### Set task
Exactly reproduce the lines that follow.

***** Provided records

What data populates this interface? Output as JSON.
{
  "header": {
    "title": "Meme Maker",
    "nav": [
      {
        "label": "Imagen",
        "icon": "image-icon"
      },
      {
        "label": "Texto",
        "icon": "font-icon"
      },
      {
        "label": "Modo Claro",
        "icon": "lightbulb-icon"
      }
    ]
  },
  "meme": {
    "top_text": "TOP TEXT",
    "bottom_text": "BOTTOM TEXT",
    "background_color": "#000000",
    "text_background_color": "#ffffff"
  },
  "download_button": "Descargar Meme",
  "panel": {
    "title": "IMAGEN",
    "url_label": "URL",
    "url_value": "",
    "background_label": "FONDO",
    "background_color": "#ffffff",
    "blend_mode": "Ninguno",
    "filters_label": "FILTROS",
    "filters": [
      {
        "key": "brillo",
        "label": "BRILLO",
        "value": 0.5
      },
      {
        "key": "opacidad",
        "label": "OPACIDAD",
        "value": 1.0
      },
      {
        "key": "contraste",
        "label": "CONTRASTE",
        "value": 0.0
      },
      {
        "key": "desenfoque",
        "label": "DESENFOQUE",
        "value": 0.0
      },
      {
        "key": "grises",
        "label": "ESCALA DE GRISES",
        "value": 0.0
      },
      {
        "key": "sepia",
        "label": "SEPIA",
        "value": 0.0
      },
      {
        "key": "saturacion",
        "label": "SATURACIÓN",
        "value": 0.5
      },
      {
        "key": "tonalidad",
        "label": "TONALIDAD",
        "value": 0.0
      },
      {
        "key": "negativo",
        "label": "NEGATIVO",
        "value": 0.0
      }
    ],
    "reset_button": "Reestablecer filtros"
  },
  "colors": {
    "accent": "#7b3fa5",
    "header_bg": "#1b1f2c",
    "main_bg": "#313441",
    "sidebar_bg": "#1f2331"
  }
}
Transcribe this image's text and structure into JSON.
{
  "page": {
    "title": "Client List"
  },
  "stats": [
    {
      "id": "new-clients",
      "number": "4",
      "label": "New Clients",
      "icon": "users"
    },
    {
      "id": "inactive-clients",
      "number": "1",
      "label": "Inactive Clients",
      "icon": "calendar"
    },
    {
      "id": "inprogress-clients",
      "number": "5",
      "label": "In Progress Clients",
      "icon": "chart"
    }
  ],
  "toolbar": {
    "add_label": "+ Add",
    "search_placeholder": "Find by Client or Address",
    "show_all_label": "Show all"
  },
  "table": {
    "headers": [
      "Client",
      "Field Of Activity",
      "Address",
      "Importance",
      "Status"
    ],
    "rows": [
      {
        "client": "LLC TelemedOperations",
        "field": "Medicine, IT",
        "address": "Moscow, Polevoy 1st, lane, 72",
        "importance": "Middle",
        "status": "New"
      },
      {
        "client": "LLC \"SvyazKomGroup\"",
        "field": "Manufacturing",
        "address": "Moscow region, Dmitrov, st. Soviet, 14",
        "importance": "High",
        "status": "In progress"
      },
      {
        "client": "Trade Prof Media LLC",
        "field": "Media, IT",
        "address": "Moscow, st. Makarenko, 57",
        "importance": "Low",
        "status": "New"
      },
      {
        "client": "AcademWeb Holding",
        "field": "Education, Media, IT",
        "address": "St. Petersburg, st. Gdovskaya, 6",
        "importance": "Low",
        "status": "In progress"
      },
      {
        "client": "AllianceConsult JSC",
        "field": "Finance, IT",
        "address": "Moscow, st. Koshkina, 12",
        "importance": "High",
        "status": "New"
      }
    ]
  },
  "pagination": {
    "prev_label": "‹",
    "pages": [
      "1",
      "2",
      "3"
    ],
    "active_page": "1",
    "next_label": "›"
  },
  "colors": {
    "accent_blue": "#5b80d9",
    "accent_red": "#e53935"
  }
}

**********

### Answer to this exercise
What data populates this interface? Output as JSON.
{
  "header": {
    "title": "Meme Maker",
    "nav": [
      {
        "label": "Imagen",
        "icon": "image-icon"
      },
      {
        "label": "Texto",
        "icon": "font-icon"
      },
      {
        "label": "Modo Claro",
        "icon": "lightbulb-icon"
      }
    ]
  },
  "meme": {
    "top_text": "TOP TEXT",
    "bottom_text": "BOTTOM TEXT",
    "background_color": "#000000",
    "text_background_color": "#ffffff"
  },
  "download_button": "Descargar Meme",
  "panel": {
    "title": "IMAGEN",
    "url_label": "URL",
    "url_value": "",
    "background_label": "FONDO",
    "background_color": "#ffffff",
    "blend_mode": "Ninguno",
    "filters_label": "FILTROS",
    "filters": [
      {
        "key": "brillo",
        "label": "BRILLO",
        "value": 0.5
      },
      {
        "key": "opacidad",
        "label": "OPACIDAD",
        "value": 1.0
      },
      {
        "key": "contraste",
        "label": "CONTRASTE",
        "value": 0.0
      },
      {
        "key": "desenfoque",
        "label": "DESENFOQUE",
        "value": 0.0
      },
      {
        "key": "grises",
        "label": "ESCALA DE GRISES",
        "value": 0.0
      },
      {
        "key": "sepia",
        "label": "SEPIA",
        "value": 0.0
      },
      {
        "key": "saturacion",
        "label": "SATURACIÓN",
        "value": 0.5
      },
      {
        "key": "tonalidad",
        "label": "TONALIDAD",
        "value": 0.0
      },
      {
        "key": "negativo",
        "label": "NEGATIVO",
        "value": 0.0
      }
    ],
    "reset_button": "Reestablecer filtros"
  },
  "colors": {
    "accent": "#7b3fa5",
    "header_bg": "#1b1f2c",
    "main_bg": "#313441",
    "sidebar_bg": "#1f2331"
  }
}
Transcribe this image's text and structure into JSON.
{
  "page": {
    "title": "Client List"
  },
  "stats": [
    {
      "id": "new-clients",
      "number": "4",
      "label": "New Clients",
      "icon": "users"
    },
    {
      "id": "inactive-clients",
      "number": "1",
      "label": "Inactive Clients",
      "icon": "calendar"
    },
    {
      "id": "inprogress-clients",
      "number": "5",
      "label": "In Progress Clients",
      "icon": "chart"
    }
  ],
  "toolbar": {
    "add_label": "+ Add",
    "search_placeholder": "Find by Client or Address",
    "show_all_label": "Show all"
  },
  "table": {
    "headers": [
      "Client",
      "Field Of Activity",
      "Address",
      "Importance",
      "Status"
    ],
    "rows": [
      {
        "client": "LLC TelemedOperations",
        "field": "Medicine, IT",
        "address": "Moscow, Polevoy 1st, lane, 72",
        "importance": "Middle",
        "status": "New"
      },
      {
        "client": "LLC \"SvyazKomGroup\"",
        "field": "Manufacturing",
        "address": "Moscow region, Dmitrov, st. Soviet, 14",
        "importance": "High",
        "status": "In progress"
      },
      {
        "client": "Trade Prof Media LLC",
        "field": "Media, IT",
        "address": "Moscow, st. Makarenko, 57",
        "importance": "Low",
        "status": "New"
      },
      {
        "client": "AcademWeb Holding",
        "field": "Education, Media, IT",
        "address": "St. Petersburg, st. Gdovskaya, 6",
        "importance": "Low",
        "status": "In progress"
      },
      {
        "client": "AllianceConsult JSC",
        "field": "Finance, IT",
        "address": "Moscow, st. Koshkina, 12",
        "importance": "High",
        "status": "New"
      }
    ]
  },
  "pagination": {
    "prev_label": "‹",
    "pages": [
      "1",
      "2",
      "3"
    ],
    "active_page": "1",
    "next_label": "›"
  },
  "colors": {
    "accent_blue": "#5b80d9",
    "accent_red": "#e53935"
  }
}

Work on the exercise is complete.